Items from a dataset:

════════════════════

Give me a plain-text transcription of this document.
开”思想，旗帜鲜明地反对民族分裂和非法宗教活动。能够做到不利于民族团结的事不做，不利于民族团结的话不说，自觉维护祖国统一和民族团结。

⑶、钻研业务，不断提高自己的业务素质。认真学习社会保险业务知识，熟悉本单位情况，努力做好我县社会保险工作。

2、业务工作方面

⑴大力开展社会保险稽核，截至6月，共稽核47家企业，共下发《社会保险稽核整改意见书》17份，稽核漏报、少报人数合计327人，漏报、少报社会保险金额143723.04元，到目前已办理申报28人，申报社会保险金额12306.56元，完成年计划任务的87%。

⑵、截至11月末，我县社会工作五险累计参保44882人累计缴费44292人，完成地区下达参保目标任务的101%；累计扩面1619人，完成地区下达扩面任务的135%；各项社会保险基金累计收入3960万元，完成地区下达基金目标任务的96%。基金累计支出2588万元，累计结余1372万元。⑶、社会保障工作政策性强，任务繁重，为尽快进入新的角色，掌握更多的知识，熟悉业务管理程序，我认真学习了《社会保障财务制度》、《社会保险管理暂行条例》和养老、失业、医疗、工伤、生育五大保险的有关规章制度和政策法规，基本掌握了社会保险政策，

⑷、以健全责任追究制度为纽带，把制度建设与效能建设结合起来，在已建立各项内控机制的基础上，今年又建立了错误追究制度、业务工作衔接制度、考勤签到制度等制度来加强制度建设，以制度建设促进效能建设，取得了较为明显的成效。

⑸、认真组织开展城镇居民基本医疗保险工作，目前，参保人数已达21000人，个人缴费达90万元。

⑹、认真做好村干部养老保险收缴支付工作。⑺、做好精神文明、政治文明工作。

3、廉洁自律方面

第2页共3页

════════════════════

**What you have to do:** The records above need to be transcribed in full. Keep every character unchanged.

**Task solution:**
Give me a plain-text transcription of this document.
开”思想，旗帜鲜明地反对民族分裂和非法宗教活动。能够做到不利于民族团结的事不做，不利于民族团结的话不说，自觉维护祖国统一和民族团结。

⑶、钻研业务，不断提高自己的业务素质。认真学习社会保险业务知识，熟悉本单位情况，努力做好我县社会保险工作。

2、业务工作方面

⑴大力开展社会保险稽核，截至6月，共稽核47家企业，共下发《社会保险稽核整改意见书》17份，稽核漏报、少报人数合计327人，漏报、少报社会保险金额143723.04元，到目前已办理申报28人，申报社会保险金额12306.56元，完成年计划任务的87%。

⑵、截至11月末，我县社会工作五险累计参保44882人累计缴费44292人，完成地区下达参保目标任务的101%；累计扩面1619人，完成地区下达扩面任务的135%；各项社会保险基金累计收入3960万元，完成地区下达基金目标任务的96%。基金累计支出2588万元，累计结余1372万元。⑶、社会保障工作政策性强，任务繁重，为尽快进入新的角色，掌握更多的知识，熟悉业务管理程序，我认真学习了《社会保障财务制度》、《社会保险管理暂行条例》和养老、失业、医疗、工伤、生育五大保险的有关规章制度和政策法规，基本掌握了社会保险政策，

⑷、以健全责任追究制度为纽带，把制度建设与效能建设结合起来，在已建立各项内控机制的基础上，今年又建立了错误追究制度、业务工作衔接制度、考勤签到制度等制度来加强制度建设，以制度建设促进效能建设，取得了较为明显的成效。

⑸、认真组织开展城镇居民基本医疗保险工作，目前，参保人数已达21000人，个人缴费达90万元。

⑹、认真做好村干部养老保险收缴支付工作。⑺、做好精神文明、政治文明工作。

3、廉洁自律方面

第2页共3页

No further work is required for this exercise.